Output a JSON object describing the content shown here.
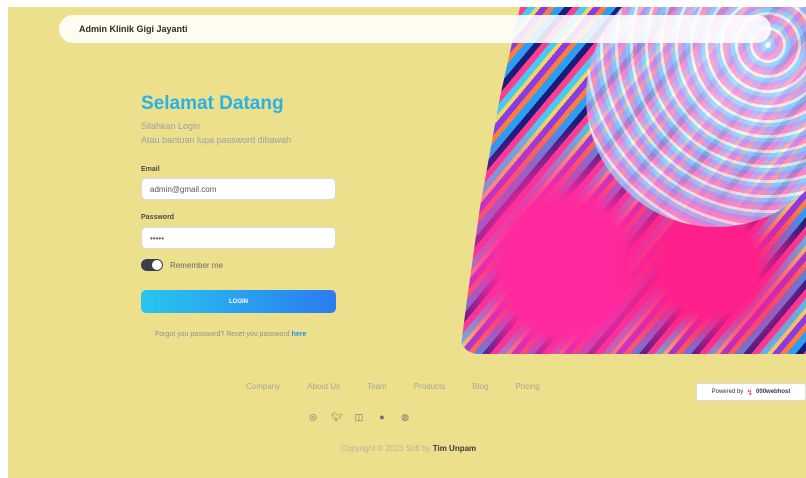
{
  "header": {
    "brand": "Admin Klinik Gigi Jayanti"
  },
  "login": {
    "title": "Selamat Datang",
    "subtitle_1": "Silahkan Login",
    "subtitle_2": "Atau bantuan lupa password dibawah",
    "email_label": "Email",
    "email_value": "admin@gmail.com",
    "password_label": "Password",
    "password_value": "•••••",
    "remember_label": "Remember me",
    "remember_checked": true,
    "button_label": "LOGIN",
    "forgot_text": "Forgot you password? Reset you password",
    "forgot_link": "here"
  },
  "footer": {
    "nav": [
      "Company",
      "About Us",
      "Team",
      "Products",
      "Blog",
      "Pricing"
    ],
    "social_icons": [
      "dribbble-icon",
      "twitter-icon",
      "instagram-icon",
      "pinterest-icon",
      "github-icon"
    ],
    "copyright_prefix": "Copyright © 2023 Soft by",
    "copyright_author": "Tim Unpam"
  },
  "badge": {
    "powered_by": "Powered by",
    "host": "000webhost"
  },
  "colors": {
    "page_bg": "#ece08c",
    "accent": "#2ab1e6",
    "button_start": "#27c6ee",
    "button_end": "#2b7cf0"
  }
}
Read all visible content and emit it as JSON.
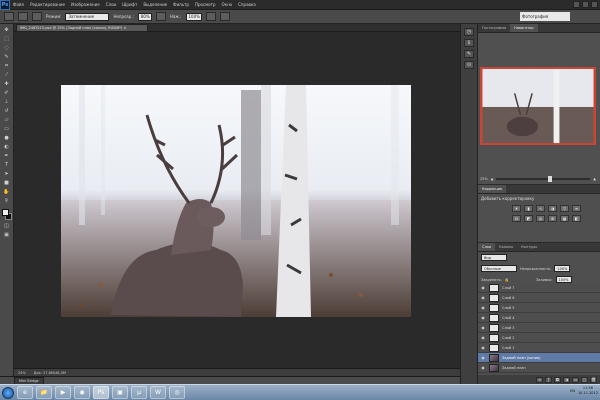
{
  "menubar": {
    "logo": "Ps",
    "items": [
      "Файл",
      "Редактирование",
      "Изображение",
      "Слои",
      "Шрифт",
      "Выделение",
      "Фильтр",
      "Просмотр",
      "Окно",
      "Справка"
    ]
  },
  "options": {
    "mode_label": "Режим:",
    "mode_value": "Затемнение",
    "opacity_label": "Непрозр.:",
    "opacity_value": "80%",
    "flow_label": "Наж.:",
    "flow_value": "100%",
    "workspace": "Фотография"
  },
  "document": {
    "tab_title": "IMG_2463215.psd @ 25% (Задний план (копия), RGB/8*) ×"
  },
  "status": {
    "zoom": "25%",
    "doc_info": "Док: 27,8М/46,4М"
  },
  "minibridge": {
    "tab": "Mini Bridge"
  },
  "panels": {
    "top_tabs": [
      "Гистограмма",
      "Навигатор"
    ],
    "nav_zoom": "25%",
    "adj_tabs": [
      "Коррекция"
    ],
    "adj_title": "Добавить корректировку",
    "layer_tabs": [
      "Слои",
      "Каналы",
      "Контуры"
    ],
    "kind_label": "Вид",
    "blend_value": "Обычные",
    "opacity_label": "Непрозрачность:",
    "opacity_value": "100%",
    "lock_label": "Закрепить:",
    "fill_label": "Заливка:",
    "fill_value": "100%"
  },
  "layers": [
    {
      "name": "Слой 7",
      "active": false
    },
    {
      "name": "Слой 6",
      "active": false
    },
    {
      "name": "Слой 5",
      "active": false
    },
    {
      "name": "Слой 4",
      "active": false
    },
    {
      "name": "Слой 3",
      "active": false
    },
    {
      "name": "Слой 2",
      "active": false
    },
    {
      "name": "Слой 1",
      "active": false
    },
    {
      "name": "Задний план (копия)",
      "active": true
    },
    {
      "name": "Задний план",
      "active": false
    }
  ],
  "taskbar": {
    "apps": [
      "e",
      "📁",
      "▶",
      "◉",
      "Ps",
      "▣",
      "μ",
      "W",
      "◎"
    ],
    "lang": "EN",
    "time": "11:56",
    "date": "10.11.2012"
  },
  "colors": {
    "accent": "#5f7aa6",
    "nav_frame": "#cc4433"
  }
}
•••••
Output every entry verbatim. Pictures do not belong in the copy.

Output a JSON object describing the content shown here.
{
  "header": {
    "brand": "Admin Klinik Gigi Jayanti"
  },
  "login": {
    "title": "Selamat Datang",
    "subtitle_1": "Silahkan Login",
    "subtitle_2": "Atau bantuan lupa password dibawah",
    "email_label": "Email",
    "email_value": "admin@gmail.com",
    "password_label": "Password",
    "password_value": "•••••",
    "remember_label": "Remember me",
    "remember_checked": true,
    "button_label": "LOGIN",
    "forgot_text": "Forgot you password? Reset you password",
    "forgot_link": "here"
  },
  "footer": {
    "nav": [
      "Company",
      "About Us",
      "Team",
      "Products",
      "Blog",
      "Pricing"
    ],
    "social_icons": [
      "dribbble-icon",
      "twitter-icon",
      "instagram-icon",
      "pinterest-icon",
      "github-icon"
    ],
    "copyright_prefix": "Copyright © 2023 Soft by",
    "copyright_author": "Tim Unpam"
  },
  "badge": {
    "powered_by": "Powered by",
    "host": "000webhost"
  },
  "colors": {
    "page_bg": "#ece08c",
    "accent": "#2ab1e6",
    "button_start": "#27c6ee",
    "button_end": "#2b7cf0"
  }
}
Read all visible content and emit it as JSON.
{
  "menubar": {
    "logo": "Ps",
    "items": [
      "Файл",
      "Редактирование",
      "Изображение",
      "Слои",
      "Шрифт",
      "Выделение",
      "Фильтр",
      "Просмотр",
      "Окно",
      "Справка"
    ]
  },
  "options": {
    "mode_label": "Режим:",
    "mode_value": "Затемнение",
    "opacity_label": "Непрозр.:",
    "opacity_value": "80%",
    "flow_label": "Наж.:",
    "flow_value": "100%",
    "workspace": "Фотография"
  },
  "document": {
    "tab_title": "IMG_2463215.psd @ 25% (Задний план (копия), RGB/8*) ×"
  },
  "status": {
    "zoom": "25%",
    "doc_info": "Док: 27,8М/46,4М"
  },
  "minibridge": {
    "tab": "Mini Bridge"
  },
  "panels": {
    "top_tabs": [
      "Гистограмма",
      "Навигатор"
    ],
    "nav_zoom": "25%",
    "adj_tabs": [
      "Коррекция"
    ],
    "adj_title": "Добавить корректировку",
    "layer_tabs": [
      "Слои",
      "Каналы",
      "Контуры"
    ],
    "kind_label": "Вид",
    "blend_value": "Обычные",
    "opacity_label": "Непрозрачность:",
    "opacity_value": "100%",
    "lock_label": "Закрепить:",
    "fill_label": "Заливка:",
    "fill_value": "100%"
  },
  "layers": [
    {
      "name": "Слой 7",
      "active": false
    },
    {
      "name": "Слой 6",
      "active": false
    },
    {
      "name": "Слой 5",
      "active": false
    },
    {
      "name": "Слой 4",
      "active": false
    },
    {
      "name": "Слой 3",
      "active": false
    },
    {
      "name": "Слой 2",
      "active": false
    },
    {
      "name": "Слой 1",
      "active": false
    },
    {
      "name": "Задний план (копия)",
      "active": true
    },
    {
      "name": "Задний план",
      "active": false
    }
  ],
  "taskbar": {
    "apps": [
      "e",
      "📁",
      "▶",
      "◉",
      "Ps",
      "▣",
      "μ",
      "W",
      "◎"
    ],
    "lang": "EN",
    "time": "11:56",
    "date": "10.11.2012"
  },
  "colors": {
    "accent": "#5f7aa6",
    "nav_frame": "#cc4433"
  }
}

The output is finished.